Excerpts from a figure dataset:
============
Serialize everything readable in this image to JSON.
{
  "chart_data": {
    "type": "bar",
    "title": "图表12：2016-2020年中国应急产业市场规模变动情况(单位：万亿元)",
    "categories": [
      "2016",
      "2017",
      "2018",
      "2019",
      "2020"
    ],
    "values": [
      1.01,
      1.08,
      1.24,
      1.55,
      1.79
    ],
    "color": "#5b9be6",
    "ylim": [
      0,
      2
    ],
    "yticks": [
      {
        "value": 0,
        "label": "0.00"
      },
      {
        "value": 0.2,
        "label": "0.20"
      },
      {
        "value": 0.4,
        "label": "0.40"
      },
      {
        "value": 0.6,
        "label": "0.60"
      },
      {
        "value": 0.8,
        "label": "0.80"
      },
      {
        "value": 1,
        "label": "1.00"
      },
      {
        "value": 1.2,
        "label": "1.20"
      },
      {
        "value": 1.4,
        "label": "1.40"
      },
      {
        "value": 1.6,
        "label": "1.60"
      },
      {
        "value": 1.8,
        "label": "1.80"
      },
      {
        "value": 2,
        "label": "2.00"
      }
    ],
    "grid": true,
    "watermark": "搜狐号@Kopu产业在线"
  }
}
============
◆ Set problem: Using the data above, copy each line that contains "label".

◆ Answer to this exercise:
        "label": "0.00"
        "label": "0.20"
        "label": "0.40"
        "label": "0.60"
        "label": "0.80"
        "label": "1.00"
        "label": "1.20"
        "label": "1.40"
        "label": "1.60"
        "label": "1.80"
        "label": "2.00"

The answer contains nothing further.